*Problem 1*: According to the study note on NGOs, which AP World History topic covers them?
*Problem 2*: Retype the listing verbatim, from its first line through the line containing "velocity-echo-cell [248,448,252,454]", with both of those lines included.

*Excerpted passage*:
————————

Non-Governmental Organizations (NGOs)

Non-Governmental Organizations (NGOs) are independent, non-profit groups that operate outside government control to address humanitarian, social, environmental, or political issues; in AP World Unit 9, they show how new communication technologies after 1900 let people organize and act on a global scale.

Verified for the 2027 AP World History: Modern examLast updated June 2026

What are Non-Governmental Organizations (NGOs)?

An NGO is exactly what the name says, an organization that is not run by any government. Groups like the Red Cross, Doctors Without Borders, Amnesty International, and Greenpeace raise their own money, set their own agendas, and work across national borders to deliver aid, advocate for human rights, protect the environment, or push for political change.

In AP World, NGOs belong to the Unit 9 globalization story. They exploded in number and reach during the 20th century because new technologies (radio, air travel, the internet, cellular communication) made it possible to coordinate volunteers, move supplies, and broadcast a cause across the planet. Think of NGOs as globalization's volunteer wing. Trade globalized goods, multinational corporations globalized business, and NGOs globalized activism and humanitarian aid.

Why Non-Governmental Organizations (NGOs) matter in AP World

NGOs sit in Topic 9.1, Advances in Technology and Exchange after 1900, and support learning objective AP World 9.1.A, which asks you to explain how new technologies changed the world from 1900 to the present. The essential knowledge here is that new modes of communication and transportation "reduced the problem of geographic distance." NGOs are a perfect piece of evidence for that claim. A famine in one country can trigger fundraising, supply shipments, and media campaigns from organizations headquartered thousands of miles away, something basically impossible before modern communication and shipping. NGOs also connect to the Governance theme, because they raise a big question the exam loves: who holds power and provides services in a globalized world when it isn't the state?

How Non-Governmental Organizations (NGOs) connect across the course

International Organizations (Unit 9)

These are the most commonly confused pair. International organizations like the UN are made of member governments, while NGOs are made of private citizens. Both reflect post-1900 global cooperation, but they answer to completely different bosses.

Communication Technology (Unit 9)

NGOs are a direct effect of the tech in Topic 9.1. The internet and cellular communication let a small organization recruit donors, coordinate relief workers, and publicize abuses worldwide, which is why NGO activity scaled up so dramatically after 1900.

Civil Society (Unit 9)

————————

Extracted listing:
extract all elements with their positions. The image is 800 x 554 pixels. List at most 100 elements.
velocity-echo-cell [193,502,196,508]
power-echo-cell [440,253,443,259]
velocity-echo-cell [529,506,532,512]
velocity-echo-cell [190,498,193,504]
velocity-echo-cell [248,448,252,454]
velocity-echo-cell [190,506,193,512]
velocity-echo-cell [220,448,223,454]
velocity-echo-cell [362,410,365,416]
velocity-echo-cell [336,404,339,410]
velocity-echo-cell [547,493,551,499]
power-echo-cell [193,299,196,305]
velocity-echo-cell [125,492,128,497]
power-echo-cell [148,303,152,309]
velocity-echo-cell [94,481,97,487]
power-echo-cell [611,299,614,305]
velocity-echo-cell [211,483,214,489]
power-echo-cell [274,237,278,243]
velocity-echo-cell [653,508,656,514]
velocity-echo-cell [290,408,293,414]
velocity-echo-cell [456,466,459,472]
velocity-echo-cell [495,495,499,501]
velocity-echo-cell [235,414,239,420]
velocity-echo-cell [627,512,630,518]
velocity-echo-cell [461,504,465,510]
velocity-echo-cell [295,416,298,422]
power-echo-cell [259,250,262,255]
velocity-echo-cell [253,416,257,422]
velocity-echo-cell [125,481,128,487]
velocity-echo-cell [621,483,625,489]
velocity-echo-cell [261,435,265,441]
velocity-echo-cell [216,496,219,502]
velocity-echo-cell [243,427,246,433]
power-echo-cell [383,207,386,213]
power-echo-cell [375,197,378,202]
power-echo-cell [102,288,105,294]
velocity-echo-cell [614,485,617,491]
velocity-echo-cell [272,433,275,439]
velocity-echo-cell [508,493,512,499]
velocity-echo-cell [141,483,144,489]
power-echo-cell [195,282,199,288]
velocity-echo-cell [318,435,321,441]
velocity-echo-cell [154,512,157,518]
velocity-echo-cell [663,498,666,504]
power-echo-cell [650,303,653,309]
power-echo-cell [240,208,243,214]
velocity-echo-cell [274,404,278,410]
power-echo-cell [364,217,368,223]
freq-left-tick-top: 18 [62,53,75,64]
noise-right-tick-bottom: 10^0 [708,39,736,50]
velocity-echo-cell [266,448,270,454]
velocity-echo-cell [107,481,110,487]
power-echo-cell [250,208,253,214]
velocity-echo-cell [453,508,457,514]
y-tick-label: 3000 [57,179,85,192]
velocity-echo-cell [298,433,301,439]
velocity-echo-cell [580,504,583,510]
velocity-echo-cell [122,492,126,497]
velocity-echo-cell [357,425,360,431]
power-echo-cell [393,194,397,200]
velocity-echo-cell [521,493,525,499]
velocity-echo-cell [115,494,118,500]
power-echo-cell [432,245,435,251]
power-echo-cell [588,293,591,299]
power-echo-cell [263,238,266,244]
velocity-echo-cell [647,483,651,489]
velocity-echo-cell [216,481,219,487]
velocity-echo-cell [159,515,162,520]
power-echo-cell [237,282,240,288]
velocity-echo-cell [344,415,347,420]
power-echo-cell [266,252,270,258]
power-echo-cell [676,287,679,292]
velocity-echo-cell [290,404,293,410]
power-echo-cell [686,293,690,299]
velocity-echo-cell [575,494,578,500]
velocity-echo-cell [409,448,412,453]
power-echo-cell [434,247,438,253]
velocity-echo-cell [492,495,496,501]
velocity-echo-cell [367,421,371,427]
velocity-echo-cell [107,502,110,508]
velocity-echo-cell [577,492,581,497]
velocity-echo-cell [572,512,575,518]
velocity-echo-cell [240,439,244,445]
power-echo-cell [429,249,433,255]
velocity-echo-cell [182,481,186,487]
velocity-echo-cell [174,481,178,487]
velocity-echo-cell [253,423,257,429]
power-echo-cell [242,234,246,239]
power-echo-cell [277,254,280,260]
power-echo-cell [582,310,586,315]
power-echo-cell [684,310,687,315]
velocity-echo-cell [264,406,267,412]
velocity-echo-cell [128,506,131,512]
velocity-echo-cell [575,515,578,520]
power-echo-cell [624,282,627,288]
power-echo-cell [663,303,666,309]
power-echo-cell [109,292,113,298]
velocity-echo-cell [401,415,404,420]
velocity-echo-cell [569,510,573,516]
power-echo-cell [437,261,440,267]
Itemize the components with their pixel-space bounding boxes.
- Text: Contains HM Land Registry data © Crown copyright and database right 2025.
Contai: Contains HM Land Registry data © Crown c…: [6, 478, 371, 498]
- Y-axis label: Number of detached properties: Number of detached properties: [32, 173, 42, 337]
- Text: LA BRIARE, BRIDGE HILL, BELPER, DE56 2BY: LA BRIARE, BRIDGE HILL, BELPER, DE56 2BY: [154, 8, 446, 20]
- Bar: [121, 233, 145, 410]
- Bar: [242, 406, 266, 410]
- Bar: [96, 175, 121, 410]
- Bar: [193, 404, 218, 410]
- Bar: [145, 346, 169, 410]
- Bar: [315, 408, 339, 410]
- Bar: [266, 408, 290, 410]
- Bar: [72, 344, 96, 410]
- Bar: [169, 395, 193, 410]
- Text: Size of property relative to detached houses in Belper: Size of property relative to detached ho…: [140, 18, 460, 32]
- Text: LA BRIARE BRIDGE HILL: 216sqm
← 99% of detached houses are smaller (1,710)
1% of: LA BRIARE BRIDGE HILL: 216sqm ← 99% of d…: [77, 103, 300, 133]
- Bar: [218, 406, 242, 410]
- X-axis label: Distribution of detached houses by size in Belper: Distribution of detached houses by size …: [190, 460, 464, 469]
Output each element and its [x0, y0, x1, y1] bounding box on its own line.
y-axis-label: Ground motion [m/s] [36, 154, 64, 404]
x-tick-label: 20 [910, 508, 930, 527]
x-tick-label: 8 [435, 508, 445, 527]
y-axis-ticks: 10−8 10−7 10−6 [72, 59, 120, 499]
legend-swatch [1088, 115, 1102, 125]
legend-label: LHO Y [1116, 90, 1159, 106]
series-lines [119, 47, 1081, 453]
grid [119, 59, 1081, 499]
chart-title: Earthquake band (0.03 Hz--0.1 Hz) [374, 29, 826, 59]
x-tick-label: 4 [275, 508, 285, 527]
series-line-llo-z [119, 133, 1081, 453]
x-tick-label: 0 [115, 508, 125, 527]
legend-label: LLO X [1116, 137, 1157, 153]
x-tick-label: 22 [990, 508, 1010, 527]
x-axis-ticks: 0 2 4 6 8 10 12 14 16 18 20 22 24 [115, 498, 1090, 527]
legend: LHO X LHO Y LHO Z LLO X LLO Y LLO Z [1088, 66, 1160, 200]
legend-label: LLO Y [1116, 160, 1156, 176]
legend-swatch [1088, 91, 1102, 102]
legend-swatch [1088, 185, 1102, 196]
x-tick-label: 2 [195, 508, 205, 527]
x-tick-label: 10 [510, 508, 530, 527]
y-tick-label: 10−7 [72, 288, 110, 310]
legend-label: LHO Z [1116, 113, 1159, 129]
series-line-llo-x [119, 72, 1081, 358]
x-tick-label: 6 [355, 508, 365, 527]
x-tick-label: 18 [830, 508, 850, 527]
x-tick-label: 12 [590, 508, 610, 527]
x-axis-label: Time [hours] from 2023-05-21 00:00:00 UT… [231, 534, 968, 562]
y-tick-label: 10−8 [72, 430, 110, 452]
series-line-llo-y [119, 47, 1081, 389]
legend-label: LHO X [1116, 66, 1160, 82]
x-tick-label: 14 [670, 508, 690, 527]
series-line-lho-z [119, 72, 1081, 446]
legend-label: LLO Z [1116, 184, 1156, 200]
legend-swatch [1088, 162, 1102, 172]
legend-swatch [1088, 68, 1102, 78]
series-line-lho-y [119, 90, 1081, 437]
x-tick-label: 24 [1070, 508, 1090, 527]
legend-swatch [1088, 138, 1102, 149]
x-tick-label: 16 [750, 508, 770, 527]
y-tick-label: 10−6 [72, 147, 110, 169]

————————

*Task response 1*: Topic 9.1, Advances in Technology and Exchange after 1900.

*Task response 2*:
extract all elements with their positions. The image is 800 x 554 pixels. List at most 100 elements.
velocity-echo-cell [193,502,196,508]
power-echo-cell [440,253,443,259]
velocity-echo-cell [529,506,532,512]
velocity-echo-cell [190,498,193,504]
velocity-echo-cell [248,448,252,454]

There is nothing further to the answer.